- _What the exercise asks_
Leave out any picture and return the remaining listing below exactly as given.

- _Records for the exercise_

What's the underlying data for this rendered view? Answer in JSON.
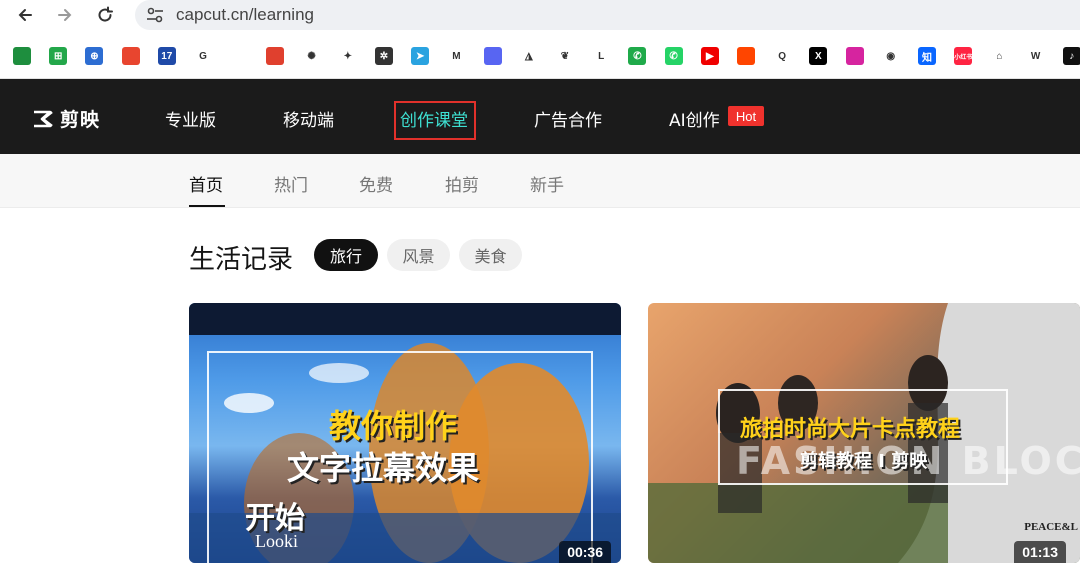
{
  "browser": {
    "url": "capcut.cn/learning",
    "bookmarks": [
      {
        "icon": "sheets-icon",
        "color": "#1e8e3e",
        "glyph": ""
      },
      {
        "icon": "grid-calc-icon",
        "color": "#23a74a",
        "glyph": "⊞"
      },
      {
        "icon": "globe-icon",
        "color": "#2d6dd2",
        "glyph": "⊕"
      },
      {
        "icon": "weibo-red-icon",
        "color": "#e8452f",
        "glyph": ""
      },
      {
        "icon": "number-17-icon",
        "color": "#1f4aa8",
        "glyph": "17"
      },
      {
        "icon": "google-icon",
        "color": "#ffffff",
        "glyph": "G"
      },
      {
        "icon": "maps-pin-icon",
        "color": "#ffffff",
        "glyph": ""
      },
      {
        "icon": "maps-red-icon",
        "color": "#e0402e",
        "glyph": ""
      },
      {
        "icon": "openai-icon",
        "color": "#ffffff",
        "glyph": "✺"
      },
      {
        "icon": "gemini-icon",
        "color": "#ffffff",
        "glyph": "✦"
      },
      {
        "icon": "dark-square-icon",
        "color": "#333333",
        "glyph": "✲"
      },
      {
        "icon": "telegram-icon",
        "color": "#2aa3e0",
        "glyph": "➤"
      },
      {
        "icon": "gmail-icon",
        "color": "#ffffff",
        "glyph": "M"
      },
      {
        "icon": "discord-icon",
        "color": "#5865f2",
        "glyph": ""
      },
      {
        "icon": "triangle-icon",
        "color": "#ffffff",
        "glyph": "◮"
      },
      {
        "icon": "leaf-icon",
        "color": "#ffffff",
        "glyph": "❦"
      },
      {
        "icon": "letter-l-icon",
        "color": "#ffffff",
        "glyph": "L"
      },
      {
        "icon": "phone-icon",
        "color": "#1faa4a",
        "glyph": "✆"
      },
      {
        "icon": "whatsapp-icon",
        "color": "#25d366",
        "glyph": "✆"
      },
      {
        "icon": "youtube-icon",
        "color": "#f00000",
        "glyph": "▶"
      },
      {
        "icon": "reddit-icon",
        "color": "#ff4500",
        "glyph": ""
      },
      {
        "icon": "quora-icon",
        "color": "#ffffff",
        "glyph": "Q"
      },
      {
        "icon": "x-icon",
        "color": "#000000",
        "glyph": "X"
      },
      {
        "icon": "instagram-icon",
        "color": "#d6249f",
        "glyph": ""
      },
      {
        "icon": "weibo-icon",
        "color": "#ffffff",
        "glyph": "◉"
      },
      {
        "icon": "zhihu-icon",
        "color": "#0a66ff",
        "glyph": "知"
      },
      {
        "icon": "xiaohongshu-icon",
        "color": "#ff2442",
        "glyph": "小红书"
      },
      {
        "icon": "bilibili-icon",
        "color": "#ffffff",
        "glyph": "⌂"
      },
      {
        "icon": "w-icon",
        "color": "#ffffff",
        "glyph": "W"
      },
      {
        "icon": "tiktok-icon",
        "color": "#111111",
        "glyph": "♪"
      }
    ]
  },
  "site": {
    "logo_text": "剪映",
    "nav": [
      {
        "label": "专业版"
      },
      {
        "label": "移动端"
      },
      {
        "label": "创作课堂"
      },
      {
        "label": "广告合作"
      },
      {
        "label": "AI创作"
      }
    ],
    "hot_badge": "Hot",
    "sub_nav": [
      "首页",
      "热门",
      "免费",
      "拍剪",
      "新手"
    ],
    "section": {
      "title": "生活记录",
      "chips": [
        "旅行",
        "风景",
        "美食"
      ]
    },
    "cards": [
      {
        "line1": "教你制作",
        "line2": "文字拉幕效果",
        "overlay_a": "开始",
        "overlay_b": "Looki",
        "duration": "00:36"
      },
      {
        "line1": "旅拍时尚大片卡点教程",
        "line2": "剪辑教程 I 剪映",
        "bg_text": "FASHION BLOCKBUS",
        "corner_text": "PEACE&L",
        "duration": "01:13"
      }
    ]
  }
}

- _Worked answer_
What's the underlying data for this rendered view? Answer in JSON.
{
  "browser": {
    "url": "capcut.cn/learning",
    "bookmarks": [
      {
        "icon": "sheets-icon",
        "color": "#1e8e3e",
        "glyph": ""
      },
      {
        "icon": "grid-calc-icon",
        "color": "#23a74a",
        "glyph": "⊞"
      },
      {
        "icon": "globe-icon",
        "color": "#2d6dd2",
        "glyph": "⊕"
      },
      {
        "icon": "weibo-red-icon",
        "color": "#e8452f",
        "glyph": ""
      },
      {
        "icon": "number-17-icon",
        "color": "#1f4aa8",
        "glyph": "17"
      },
      {
        "icon": "google-icon",
        "color": "#ffffff",
        "glyph": "G"
      },
      {
        "icon": "maps-pin-icon",
        "color": "#ffffff",
        "glyph": ""
      },
      {
        "icon": "maps-red-icon",
        "color": "#e0402e",
        "glyph": ""
      },
      {
        "icon": "openai-icon",
        "color": "#ffffff",
        "glyph": "✺"
      },
      {
        "icon": "gemini-icon",
        "color": "#ffffff",
        "glyph": "✦"
      },
      {
        "icon": "dark-square-icon",
        "color": "#333333",
        "glyph": "✲"
      },
      {
        "icon": "telegram-icon",
        "color": "#2aa3e0",
        "glyph": "➤"
      },
      {
        "icon": "gmail-icon",
        "color": "#ffffff",
        "glyph": "M"
      },
      {
        "icon": "discord-icon",
        "color": "#5865f2",
        "glyph": ""
      },
      {
        "icon": "triangle-icon",
        "color": "#ffffff",
        "glyph": "◮"
      },
      {
        "icon": "leaf-icon",
        "color": "#ffffff",
        "glyph": "❦"
      },
      {
        "icon": "letter-l-icon",
        "color": "#ffffff",
        "glyph": "L"
      },
      {
        "icon": "phone-icon",
        "color": "#1faa4a",
        "glyph": "✆"
      },
      {
        "icon": "whatsapp-icon",
        "color": "#25d366",
        "glyph": "✆"
      },
      {
        "icon": "youtube-icon",
        "color": "#f00000",
        "glyph": "▶"
      },
      {
        "icon": "reddit-icon",
        "color": "#ff4500",
        "glyph": ""
      },
      {
        "icon": "quora-icon",
        "color": "#ffffff",
        "glyph": "Q"
      },
      {
        "icon": "x-icon",
        "color": "#000000",
        "glyph": "X"
      },
      {
        "icon": "instagram-icon",
        "color": "#d6249f",
        "glyph": ""
      },
      {
        "icon": "weibo-icon",
        "color": "#ffffff",
        "glyph": "◉"
      },
      {
        "icon": "zhihu-icon",
        "color": "#0a66ff",
        "glyph": "知"
      },
      {
        "icon": "xiaohongshu-icon",
        "color": "#ff2442",
        "glyph": "小红书"
      },
      {
        "icon": "bilibili-icon",
        "color": "#ffffff",
        "glyph": "⌂"
      },
      {
        "icon": "w-icon",
        "color": "#ffffff",
        "glyph": "W"
      },
      {
        "icon": "tiktok-icon",
        "color": "#111111",
        "glyph": "♪"
      }
    ]
  },
  "site": {
    "logo_text": "剪映",
    "nav": [
      {
        "label": "专业版"
      },
      {
        "label": "移动端"
      },
      {
        "label": "创作课堂"
      },
      {
        "label": "广告合作"
      },
      {
        "label": "AI创作"
      }
    ],
    "hot_badge": "Hot",
    "sub_nav": [
      "首页",
      "热门",
      "免费",
      "拍剪",
      "新手"
    ],
    "section": {
      "title": "生活记录",
      "chips": [
        "旅行",
        "风景",
        "美食"
      ]
    },
    "cards": [
      {
        "line1": "教你制作",
        "line2": "文字拉幕效果",
        "overlay_a": "开始",
        "overlay_b": "Looki",
        "duration": "00:36"
      },
      {
        "line1": "旅拍时尚大片卡点教程",
        "line2": "剪辑教程 I 剪映",
        "bg_text": "FASHION BLOCKBUS",
        "corner_text": "PEACE&L",
        "duration": "01:13"
      }
    ]
  }
}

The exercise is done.